## START Provided records

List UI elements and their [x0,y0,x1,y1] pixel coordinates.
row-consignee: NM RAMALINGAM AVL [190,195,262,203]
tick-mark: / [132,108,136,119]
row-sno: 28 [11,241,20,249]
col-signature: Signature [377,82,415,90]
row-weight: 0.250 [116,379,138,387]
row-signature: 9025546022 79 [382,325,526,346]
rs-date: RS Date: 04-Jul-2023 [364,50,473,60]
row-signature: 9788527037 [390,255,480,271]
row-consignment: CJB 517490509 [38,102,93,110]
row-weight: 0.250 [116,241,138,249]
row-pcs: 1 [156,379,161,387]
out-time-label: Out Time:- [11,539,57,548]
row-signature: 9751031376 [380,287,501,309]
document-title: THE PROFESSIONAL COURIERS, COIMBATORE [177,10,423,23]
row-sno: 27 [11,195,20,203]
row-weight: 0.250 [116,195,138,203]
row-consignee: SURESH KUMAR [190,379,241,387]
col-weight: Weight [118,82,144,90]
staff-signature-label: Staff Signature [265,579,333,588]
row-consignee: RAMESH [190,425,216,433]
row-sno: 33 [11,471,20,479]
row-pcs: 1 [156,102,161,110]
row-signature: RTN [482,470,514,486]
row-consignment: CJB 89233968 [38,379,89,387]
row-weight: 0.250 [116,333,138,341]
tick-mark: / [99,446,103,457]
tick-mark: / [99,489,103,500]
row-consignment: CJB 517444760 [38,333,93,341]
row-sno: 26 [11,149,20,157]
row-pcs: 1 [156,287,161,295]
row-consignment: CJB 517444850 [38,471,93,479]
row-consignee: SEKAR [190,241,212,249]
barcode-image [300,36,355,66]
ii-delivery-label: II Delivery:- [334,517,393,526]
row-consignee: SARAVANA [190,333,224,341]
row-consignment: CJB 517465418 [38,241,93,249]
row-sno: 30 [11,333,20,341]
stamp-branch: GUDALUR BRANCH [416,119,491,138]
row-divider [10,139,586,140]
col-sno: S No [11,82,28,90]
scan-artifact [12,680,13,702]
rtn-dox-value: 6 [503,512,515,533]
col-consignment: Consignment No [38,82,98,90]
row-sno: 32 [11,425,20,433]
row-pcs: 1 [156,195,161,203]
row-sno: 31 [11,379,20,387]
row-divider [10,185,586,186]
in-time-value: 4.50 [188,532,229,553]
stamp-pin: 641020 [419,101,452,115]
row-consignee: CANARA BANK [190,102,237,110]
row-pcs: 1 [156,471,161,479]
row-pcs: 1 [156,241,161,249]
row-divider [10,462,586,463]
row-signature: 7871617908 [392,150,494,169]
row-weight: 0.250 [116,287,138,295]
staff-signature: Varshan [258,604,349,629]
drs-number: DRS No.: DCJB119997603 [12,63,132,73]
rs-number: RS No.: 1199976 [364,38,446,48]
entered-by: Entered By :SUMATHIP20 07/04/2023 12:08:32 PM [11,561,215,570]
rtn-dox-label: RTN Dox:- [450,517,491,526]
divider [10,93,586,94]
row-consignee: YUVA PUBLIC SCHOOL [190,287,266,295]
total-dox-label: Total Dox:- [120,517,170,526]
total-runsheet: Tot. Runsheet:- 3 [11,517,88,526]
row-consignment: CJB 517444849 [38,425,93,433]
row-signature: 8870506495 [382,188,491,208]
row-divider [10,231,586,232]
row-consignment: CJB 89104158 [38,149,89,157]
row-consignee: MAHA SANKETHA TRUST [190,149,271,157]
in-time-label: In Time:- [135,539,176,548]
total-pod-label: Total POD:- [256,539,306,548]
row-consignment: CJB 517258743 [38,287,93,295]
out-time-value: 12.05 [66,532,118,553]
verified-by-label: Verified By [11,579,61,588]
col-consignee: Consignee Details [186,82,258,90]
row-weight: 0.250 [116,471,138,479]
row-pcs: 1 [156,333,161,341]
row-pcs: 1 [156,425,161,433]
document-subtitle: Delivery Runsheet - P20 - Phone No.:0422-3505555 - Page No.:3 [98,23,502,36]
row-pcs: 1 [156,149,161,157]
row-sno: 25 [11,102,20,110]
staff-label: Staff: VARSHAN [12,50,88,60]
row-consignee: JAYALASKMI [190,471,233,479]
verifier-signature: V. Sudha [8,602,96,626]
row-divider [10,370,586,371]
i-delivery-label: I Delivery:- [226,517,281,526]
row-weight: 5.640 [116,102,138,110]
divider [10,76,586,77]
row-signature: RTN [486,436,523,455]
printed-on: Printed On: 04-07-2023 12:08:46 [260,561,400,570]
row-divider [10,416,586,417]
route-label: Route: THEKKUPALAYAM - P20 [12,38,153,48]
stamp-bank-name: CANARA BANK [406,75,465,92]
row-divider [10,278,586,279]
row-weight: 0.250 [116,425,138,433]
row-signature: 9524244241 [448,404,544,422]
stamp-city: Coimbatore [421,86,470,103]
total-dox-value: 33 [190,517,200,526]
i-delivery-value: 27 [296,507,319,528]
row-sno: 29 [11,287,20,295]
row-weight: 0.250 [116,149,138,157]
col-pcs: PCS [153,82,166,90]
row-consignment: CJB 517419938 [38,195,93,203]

## END Provided records

# Your task
Show each line of the listing above that includes the string "Runsheet".

# Exercise answer
total-runsheet: Tot. Runsheet:- 3 [11,517,88,526]
document-subtitle: Delivery Runsheet - P20 - Phone No.:0422-3505555 - Page No.:3 [98,23,502,36]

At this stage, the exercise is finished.